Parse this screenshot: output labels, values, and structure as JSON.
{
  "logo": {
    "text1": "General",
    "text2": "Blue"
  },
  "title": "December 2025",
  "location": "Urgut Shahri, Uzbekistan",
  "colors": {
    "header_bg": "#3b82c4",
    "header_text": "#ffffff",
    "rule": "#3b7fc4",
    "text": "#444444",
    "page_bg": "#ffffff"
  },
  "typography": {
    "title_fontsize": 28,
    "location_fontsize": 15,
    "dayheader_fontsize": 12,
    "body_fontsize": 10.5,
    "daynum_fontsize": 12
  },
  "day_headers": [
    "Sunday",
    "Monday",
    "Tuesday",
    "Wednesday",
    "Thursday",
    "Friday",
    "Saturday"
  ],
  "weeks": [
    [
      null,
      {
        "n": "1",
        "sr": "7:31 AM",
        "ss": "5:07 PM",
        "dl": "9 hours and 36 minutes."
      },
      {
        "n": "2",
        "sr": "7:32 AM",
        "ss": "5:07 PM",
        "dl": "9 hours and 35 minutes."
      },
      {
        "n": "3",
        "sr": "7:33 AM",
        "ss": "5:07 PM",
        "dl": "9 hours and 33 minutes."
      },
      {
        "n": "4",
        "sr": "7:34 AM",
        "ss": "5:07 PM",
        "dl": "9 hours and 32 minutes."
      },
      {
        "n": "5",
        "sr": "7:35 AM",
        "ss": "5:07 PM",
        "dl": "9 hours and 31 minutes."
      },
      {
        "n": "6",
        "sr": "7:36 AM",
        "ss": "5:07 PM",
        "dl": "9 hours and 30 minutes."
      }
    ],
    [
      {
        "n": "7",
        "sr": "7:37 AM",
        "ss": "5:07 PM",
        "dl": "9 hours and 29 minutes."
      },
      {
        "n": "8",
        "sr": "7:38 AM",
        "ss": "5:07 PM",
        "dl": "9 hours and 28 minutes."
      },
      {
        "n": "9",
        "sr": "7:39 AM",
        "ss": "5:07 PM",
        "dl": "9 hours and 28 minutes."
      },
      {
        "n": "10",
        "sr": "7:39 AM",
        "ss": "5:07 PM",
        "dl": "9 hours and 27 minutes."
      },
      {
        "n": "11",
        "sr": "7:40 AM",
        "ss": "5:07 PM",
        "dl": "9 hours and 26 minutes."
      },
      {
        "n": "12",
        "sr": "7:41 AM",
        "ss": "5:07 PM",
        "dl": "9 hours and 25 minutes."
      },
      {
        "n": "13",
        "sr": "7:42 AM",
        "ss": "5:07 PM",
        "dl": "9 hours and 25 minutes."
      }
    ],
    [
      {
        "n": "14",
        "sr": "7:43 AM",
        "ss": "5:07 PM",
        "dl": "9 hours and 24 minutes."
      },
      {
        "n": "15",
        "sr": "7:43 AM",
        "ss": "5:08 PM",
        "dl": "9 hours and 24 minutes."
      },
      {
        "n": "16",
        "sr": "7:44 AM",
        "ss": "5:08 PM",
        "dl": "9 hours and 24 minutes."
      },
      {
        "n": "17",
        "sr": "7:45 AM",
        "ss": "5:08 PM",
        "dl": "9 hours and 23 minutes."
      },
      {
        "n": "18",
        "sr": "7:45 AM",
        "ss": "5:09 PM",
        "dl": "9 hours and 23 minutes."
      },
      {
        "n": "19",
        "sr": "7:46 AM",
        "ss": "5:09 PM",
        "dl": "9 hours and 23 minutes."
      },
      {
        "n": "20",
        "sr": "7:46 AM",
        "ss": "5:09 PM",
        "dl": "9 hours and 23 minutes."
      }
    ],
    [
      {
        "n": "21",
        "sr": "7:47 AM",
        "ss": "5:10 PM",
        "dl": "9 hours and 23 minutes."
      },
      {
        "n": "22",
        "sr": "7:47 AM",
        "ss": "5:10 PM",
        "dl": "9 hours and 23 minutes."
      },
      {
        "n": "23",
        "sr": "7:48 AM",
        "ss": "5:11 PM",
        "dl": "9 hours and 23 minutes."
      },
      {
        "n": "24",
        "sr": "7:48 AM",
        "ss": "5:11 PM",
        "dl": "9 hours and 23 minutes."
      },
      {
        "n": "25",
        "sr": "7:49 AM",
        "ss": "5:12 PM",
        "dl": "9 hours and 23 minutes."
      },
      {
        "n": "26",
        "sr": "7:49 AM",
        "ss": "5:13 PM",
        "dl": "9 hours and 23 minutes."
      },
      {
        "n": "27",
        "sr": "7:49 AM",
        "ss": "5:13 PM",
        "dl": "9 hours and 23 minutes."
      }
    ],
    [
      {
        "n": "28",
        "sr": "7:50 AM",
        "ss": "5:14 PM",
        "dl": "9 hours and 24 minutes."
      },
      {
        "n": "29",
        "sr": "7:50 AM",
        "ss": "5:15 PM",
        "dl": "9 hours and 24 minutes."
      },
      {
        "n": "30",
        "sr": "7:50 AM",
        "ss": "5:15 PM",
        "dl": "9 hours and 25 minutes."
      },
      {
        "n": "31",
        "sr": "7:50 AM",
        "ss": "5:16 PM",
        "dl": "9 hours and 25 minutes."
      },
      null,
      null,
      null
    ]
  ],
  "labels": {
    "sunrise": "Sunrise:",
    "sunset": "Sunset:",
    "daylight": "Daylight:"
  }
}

———

What the exercise asks ::
Set out the complete listing exactly as shown.

Result of this task ::
Parse this screenshot: output labels, values, and structure as JSON.
{
  "logo": {
    "text1": "General",
    "text2": "Blue"
  },
  "title": "December 2025",
  "location": "Urgut Shahri, Uzbekistan",
  "colors": {
    "header_bg": "#3b82c4",
    "header_text": "#ffffff",
    "rule": "#3b7fc4",
    "text": "#444444",
    "page_bg": "#ffffff"
  },
  "typography": {
    "title_fontsize": 28,
    "location_fontsize": 15,
    "dayheader_fontsize": 12,
    "body_fontsize": 10.5,
    "daynum_fontsize": 12
  },
  "day_headers": [
    "Sunday",
    "Monday",
    "Tuesday",
    "Wednesday",
    "Thursday",
    "Friday",
    "Saturday"
  ],
  "weeks": [
    [
      null,
      {
        "n": "1",
        "sr": "7:31 AM",
        "ss": "5:07 PM",
        "dl": "9 hours and 36 minutes."
      },
      {
        "n": "2",
        "sr": "7:32 AM",
        "ss": "5:07 PM",
        "dl": "9 hours and 35 minutes."
      },
      {
        "n": "3",
        "sr": "7:33 AM",
        "ss": "5:07 PM",
        "dl": "9 hours and 33 minutes."
      },
      {
        "n": "4",
        "sr": "7:34 AM",
        "ss": "5:07 PM",
        "dl": "9 hours and 32 minutes."
      },
      {
        "n": "5",
        "sr": "7:35 AM",
        "ss": "5:07 PM",
        "dl": "9 hours and 31 minutes."
      },
      {
        "n": "6",
        "sr": "7:36 AM",
        "ss": "5:07 PM",
        "dl": "9 hours and 30 minutes."
      }
    ],
    [
      {
        "n": "7",
        "sr": "7:37 AM",
        "ss": "5:07 PM",
        "dl": "9 hours and 29 minutes."
      },
      {
        "n": "8",
        "sr": "7:38 AM",
        "ss": "5:07 PM",
        "dl": "9 hours and 28 minutes."
      },
      {
        "n": "9",
        "sr": "7:39 AM",
        "ss": "5:07 PM",
        "dl": "9 hours and 28 minutes."
      },
      {
        "n": "10",
        "sr": "7:39 AM",
        "ss": "5:07 PM",
        "dl": "9 hours and 27 minutes."
      },
      {
        "n": "11",
        "sr": "7:40 AM",
        "ss": "5:07 PM",
        "dl": "9 hours and 26 minutes."
      },
      {
        "n": "12",
        "sr": "7:41 AM",
        "ss": "5:07 PM",
        "dl": "9 hours and 25 minutes."
      },
      {
        "n": "13",
        "sr": "7:42 AM",
        "ss": "5:07 PM",
        "dl": "9 hours and 25 minutes."
      }
    ],
    [
      {
        "n": "14",
        "sr": "7:43 AM",
        "ss": "5:07 PM",
        "dl": "9 hours and 24 minutes."
      },
      {
        "n": "15",
        "sr": "7:43 AM",
        "ss": "5:08 PM",
        "dl": "9 hours and 24 minutes."
      },
      {
        "n": "16",
        "sr": "7:44 AM",
        "ss": "5:08 PM",
        "dl": "9 hours and 24 minutes."
      },
      {
        "n": "17",
        "sr": "7:45 AM",
        "ss": "5:08 PM",
        "dl": "9 hours and 23 minutes."
      },
      {
        "n": "18",
        "sr": "7:45 AM",
        "ss": "5:09 PM",
        "dl": "9 hours and 23 minutes."
      },
      {
        "n": "19",
        "sr": "7:46 AM",
        "ss": "5:09 PM",
        "dl": "9 hours and 23 minutes."
      },
      {
        "n": "20",
        "sr": "7:46 AM",
        "ss": "5:09 PM",
        "dl": "9 hours and 23 minutes."
      }
    ],
    [
      {
        "n": "21",
        "sr": "7:47 AM",
        "ss": "5:10 PM",
        "dl": "9 hours and 23 minutes."
      },
      {
        "n": "22",
        "sr": "7:47 AM",
        "ss": "5:10 PM",
        "dl": "9 hours and 23 minutes."
      },
      {
        "n": "23",
        "sr": "7:48 AM",
        "ss": "5:11 PM",
        "dl": "9 hours and 23 minutes."
      },
      {
        "n": "24",
        "sr": "7:48 AM",
        "ss": "5:11 PM",
        "dl": "9 hours and 23 minutes."
      },
      {
        "n": "25",
        "sr": "7:49 AM",
        "ss": "5:12 PM",
        "dl": "9 hours and 23 minutes."
      },
      {
        "n": "26",
        "sr": "7:49 AM",
        "ss": "5:13 PM",
        "dl": "9 hours and 23 minutes."
      },
      {
        "n": "27",
        "sr": "7:49 AM",
        "ss": "5:13 PM",
        "dl": "9 hours and 23 minutes."
      }
    ],
    [
      {
        "n": "28",
        "sr": "7:50 AM",
        "ss": "5:14 PM",
        "dl": "9 hours and 24 minutes."
      },
      {
        "n": "29",
        "sr": "7:50 AM",
        "ss": "5:15 PM",
        "dl": "9 hours and 24 minutes."
      },
      {
        "n": "30",
        "sr": "7:50 AM",
        "ss": "5:15 PM",
        "dl": "9 hours and 25 minutes."
      },
      {
        "n": "31",
        "sr": "7:50 AM",
        "ss": "5:16 PM",
        "dl": "9 hours and 25 minutes."
      },
      null,
      null,
      null
    ]
  ],
  "labels": {
    "sunrise": "Sunrise:",
    "sunset": "Sunset:",
    "daylight": "Daylight:"
  }
}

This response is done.